___ Input ___

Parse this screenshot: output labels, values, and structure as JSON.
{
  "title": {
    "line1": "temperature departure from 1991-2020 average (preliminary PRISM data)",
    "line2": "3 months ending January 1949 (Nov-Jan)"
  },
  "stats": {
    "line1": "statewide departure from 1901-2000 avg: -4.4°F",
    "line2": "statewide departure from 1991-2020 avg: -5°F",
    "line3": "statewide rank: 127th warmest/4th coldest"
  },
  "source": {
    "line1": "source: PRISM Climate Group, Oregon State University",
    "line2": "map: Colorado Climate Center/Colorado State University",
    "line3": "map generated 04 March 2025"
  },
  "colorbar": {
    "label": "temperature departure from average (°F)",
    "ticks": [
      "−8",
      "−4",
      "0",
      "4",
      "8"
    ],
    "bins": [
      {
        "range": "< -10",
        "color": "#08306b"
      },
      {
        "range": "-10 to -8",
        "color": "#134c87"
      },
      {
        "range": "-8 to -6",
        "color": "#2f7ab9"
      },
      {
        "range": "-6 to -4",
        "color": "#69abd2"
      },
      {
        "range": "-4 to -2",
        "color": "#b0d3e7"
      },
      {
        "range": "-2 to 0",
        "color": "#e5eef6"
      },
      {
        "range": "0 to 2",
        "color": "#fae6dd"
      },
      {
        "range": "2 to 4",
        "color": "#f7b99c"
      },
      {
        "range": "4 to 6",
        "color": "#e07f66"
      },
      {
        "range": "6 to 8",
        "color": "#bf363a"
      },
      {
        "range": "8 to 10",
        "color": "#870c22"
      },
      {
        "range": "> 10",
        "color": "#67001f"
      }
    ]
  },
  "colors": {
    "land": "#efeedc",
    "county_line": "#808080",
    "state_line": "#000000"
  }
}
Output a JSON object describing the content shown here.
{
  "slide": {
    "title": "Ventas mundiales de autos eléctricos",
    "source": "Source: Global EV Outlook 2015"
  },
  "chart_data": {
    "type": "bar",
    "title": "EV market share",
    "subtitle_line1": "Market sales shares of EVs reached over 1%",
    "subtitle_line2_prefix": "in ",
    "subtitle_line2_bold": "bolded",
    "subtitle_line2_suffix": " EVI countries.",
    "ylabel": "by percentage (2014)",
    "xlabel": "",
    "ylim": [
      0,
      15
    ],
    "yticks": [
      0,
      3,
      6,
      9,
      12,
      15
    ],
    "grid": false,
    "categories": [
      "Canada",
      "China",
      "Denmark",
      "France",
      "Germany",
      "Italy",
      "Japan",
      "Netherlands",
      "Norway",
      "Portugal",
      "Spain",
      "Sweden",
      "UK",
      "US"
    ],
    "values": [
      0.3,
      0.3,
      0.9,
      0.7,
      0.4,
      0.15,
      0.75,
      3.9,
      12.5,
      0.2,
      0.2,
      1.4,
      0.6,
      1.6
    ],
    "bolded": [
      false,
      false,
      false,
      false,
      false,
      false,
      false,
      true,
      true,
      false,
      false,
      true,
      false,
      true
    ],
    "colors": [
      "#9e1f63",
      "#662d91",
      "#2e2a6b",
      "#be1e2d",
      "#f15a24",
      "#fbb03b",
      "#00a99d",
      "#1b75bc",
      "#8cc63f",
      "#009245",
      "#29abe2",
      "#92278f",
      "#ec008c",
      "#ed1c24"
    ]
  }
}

___

▸ Requirement
Write out the whole listing exactly.

▸ Final result
Parse this screenshot: output labels, values, and structure as JSON.
{
  "title": {
    "line1": "temperature departure from 1991-2020 average (preliminary PRISM data)",
    "line2": "3 months ending January 1949 (Nov-Jan)"
  },
  "stats": {
    "line1": "statewide departure from 1901-2000 avg: -4.4°F",
    "line2": "statewide departure from 1991-2020 avg: -5°F",
    "line3": "statewide rank: 127th warmest/4th coldest"
  },
  "source": {
    "line1": "source: PRISM Climate Group, Oregon State University",
    "line2": "map: Colorado Climate Center/Colorado State University",
    "line3": "map generated 04 March 2025"
  },
  "colorbar": {
    "label": "temperature departure from average (°F)",
    "ticks": [
      "−8",
      "−4",
      "0",
      "4",
      "8"
    ],
    "bins": [
      {
        "range": "< -10",
        "color": "#08306b"
      },
      {
        "range": "-10 to -8",
        "color": "#134c87"
      },
      {
        "range": "-8 to -6",
        "color": "#2f7ab9"
      },
      {
        "range": "-6 to -4",
        "color": "#69abd2"
      },
      {
        "range": "-4 to -2",
        "color": "#b0d3e7"
      },
      {
        "range": "-2 to 0",
        "color": "#e5eef6"
      },
      {
        "range": "0 to 2",
        "color": "#fae6dd"
      },
      {
        "range": "2 to 4",
        "color": "#f7b99c"
      },
      {
        "range": "4 to 6",
        "color": "#e07f66"
      },
      {
        "range": "6 to 8",
        "color": "#bf363a"
      },
      {
        "range": "8 to 10",
        "color": "#870c22"
      },
      {
        "range": "> 10",
        "color": "#67001f"
      }
    ]
  },
  "colors": {
    "land": "#efeedc",
    "county_line": "#808080",
    "state_line": "#000000"
  }
}
Output a JSON object describing the content shown here.
{
  "slide": {
    "title": "Ventas mundiales de autos eléctricos",
    "source": "Source: Global EV Outlook 2015"
  },
  "chart_data": {
    "type": "bar",
    "title": "EV market share",
    "subtitle_line1": "Market sales shares of EVs reached over 1%",
    "subtitle_line2_prefix": "in ",
    "subtitle_line2_bold": "bolded",
    "subtitle_line2_suffix": " EVI countries.",
    "ylabel": "by percentage (2014)",
    "xlabel": "",
    "ylim": [
      0,
      15
    ],
    "yticks": [
      0,
      3,
      6,
      9,
      12,
      15
    ],
    "grid": false,
    "categories": [
      "Canada",
      "China",
      "Denmark",
      "France",
      "Germany",
      "Italy",
      "Japan",
      "Netherlands",
      "Norway",
      "Portugal",
      "Spain",
      "Sweden",
      "UK",
      "US"
    ],
    "values": [
      0.3,
      0.3,
      0.9,
      0.7,
      0.4,
      0.15,
      0.75,
      3.9,
      12.5,
      0.2,
      0.2,
      1.4,
      0.6,
      1.6
    ],
    "bolded": [
      false,
      false,
      false,
      false,
      false,
      false,
      false,
      true,
      true,
      false,
      false,
      true,
      false,
      true
    ],
    "colors": [
      "#9e1f63",
      "#662d91",
      "#2e2a6b",
      "#be1e2d",
      "#f15a24",
      "#fbb03b",
      "#00a99d",
      "#1b75bc",
      "#8cc63f",
      "#009245",
      "#29abe2",
      "#92278f",
      "#ec008c",
      "#ed1c24"
    ]
  }
}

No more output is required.